* Problem requirements: Make an exact copy of all the entries, but do not reproduce the pictures.

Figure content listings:
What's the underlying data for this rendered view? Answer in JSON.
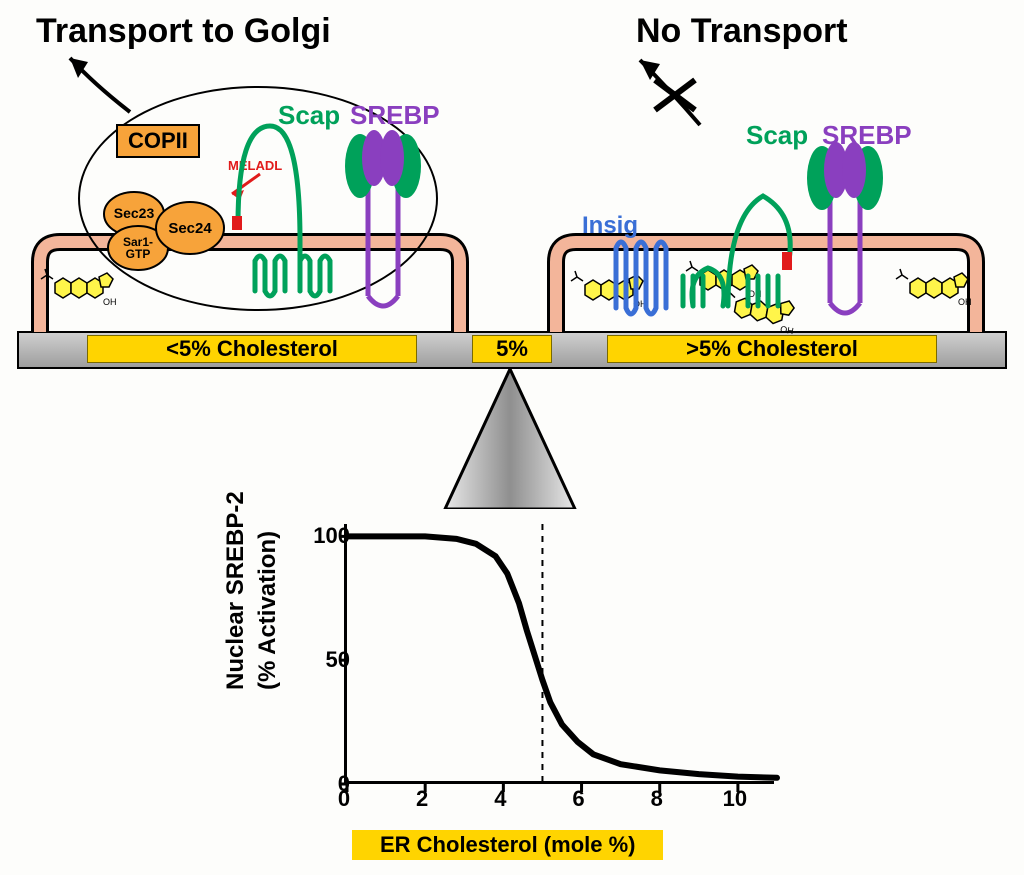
{
  "titles": {
    "left": "Transport to Golgi",
    "right": "No Transport"
  },
  "beam": {
    "left_label": "<5% Cholesterol",
    "right_label": ">5% Cholesterol",
    "center_label": "5%"
  },
  "proteins": {
    "scap": "Scap",
    "srebp": "SREBP",
    "insig": "Insig",
    "copii": "COPII",
    "meladl": "MELADL",
    "sec23": "Sec23",
    "sec24": "Sec24",
    "sar1": "Sar1-\nGTP"
  },
  "colors": {
    "scap": "#00a15a",
    "srebp": "#8a3fbf",
    "insig": "#3a6fd6",
    "copii_fill": "#f7a33a",
    "copii_text": "#000000",
    "membrane": "#f3b59a",
    "chol_fill": "#fff54a",
    "chol_stroke": "#000000",
    "beam_label_bg": "#ffd400",
    "meladl": "#e11b1b",
    "chart_line": "#000000",
    "chart_dash": "#000000"
  },
  "chart": {
    "type": "line",
    "title": "",
    "y_label_line1": "Nuclear SREBP-2",
    "y_label_line2": "(% Activation)",
    "x_label": "ER Cholesterol (mole %)",
    "xlim": [
      0,
      11
    ],
    "ylim": [
      0,
      105
    ],
    "xticks": [
      0,
      2,
      4,
      6,
      8,
      10
    ],
    "yticks": [
      0,
      50,
      100
    ],
    "dash_x": 5,
    "line_width": 6,
    "curve": [
      [
        0,
        100
      ],
      [
        1,
        100
      ],
      [
        2,
        100
      ],
      [
        2.8,
        99
      ],
      [
        3.3,
        97
      ],
      [
        3.8,
        92
      ],
      [
        4.1,
        85
      ],
      [
        4.4,
        73
      ],
      [
        4.6,
        62
      ],
      [
        4.8,
        52
      ],
      [
        5.0,
        42
      ],
      [
        5.2,
        33
      ],
      [
        5.5,
        24
      ],
      [
        5.9,
        17
      ],
      [
        6.3,
        12
      ],
      [
        7.0,
        8
      ],
      [
        8.0,
        5.5
      ],
      [
        9.0,
        4
      ],
      [
        10.0,
        3
      ],
      [
        11.0,
        2.5
      ]
    ],
    "label_fontsize": 24,
    "tick_fontsize": 22
  }
}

* Exercise solution:
What's the underlying data for this rendered view? Answer in JSON.
{
  "titles": {
    "left": "Transport to Golgi",
    "right": "No Transport"
  },
  "beam": {
    "left_label": "<5% Cholesterol",
    "right_label": ">5% Cholesterol",
    "center_label": "5%"
  },
  "proteins": {
    "scap": "Scap",
    "srebp": "SREBP",
    "insig": "Insig",
    "copii": "COPII",
    "meladl": "MELADL",
    "sec23": "Sec23",
    "sec24": "Sec24",
    "sar1": "Sar1-\nGTP"
  },
  "colors": {
    "scap": "#00a15a",
    "srebp": "#8a3fbf",
    "insig": "#3a6fd6",
    "copii_fill": "#f7a33a",
    "copii_text": "#000000",
    "membrane": "#f3b59a",
    "chol_fill": "#fff54a",
    "chol_stroke": "#000000",
    "beam_label_bg": "#ffd400",
    "meladl": "#e11b1b",
    "chart_line": "#000000",
    "chart_dash": "#000000"
  },
  "chart": {
    "type": "line",
    "title": "",
    "y_label_line1": "Nuclear SREBP-2",
    "y_label_line2": "(% Activation)",
    "x_label": "ER Cholesterol (mole %)",
    "xlim": [
      0,
      11
    ],
    "ylim": [
      0,
      105
    ],
    "xticks": [
      0,
      2,
      4,
      6,
      8,
      10
    ],
    "yticks": [
      0,
      50,
      100
    ],
    "dash_x": 5,
    "line_width": 6,
    "curve": [
      [
        0,
        100
      ],
      [
        1,
        100
      ],
      [
        2,
        100
      ],
      [
        2.8,
        99
      ],
      [
        3.3,
        97
      ],
      [
        3.8,
        92
      ],
      [
        4.1,
        85
      ],
      [
        4.4,
        73
      ],
      [
        4.6,
        62
      ],
      [
        4.8,
        52
      ],
      [
        5.0,
        42
      ],
      [
        5.2,
        33
      ],
      [
        5.5,
        24
      ],
      [
        5.9,
        17
      ],
      [
        6.3,
        12
      ],
      [
        7.0,
        8
      ],
      [
        8.0,
        5.5
      ],
      [
        9.0,
        4
      ],
      [
        10.0,
        3
      ],
      [
        11.0,
        2.5
      ]
    ],
    "label_fontsize": 24,
    "tick_fontsize": 22
  }
}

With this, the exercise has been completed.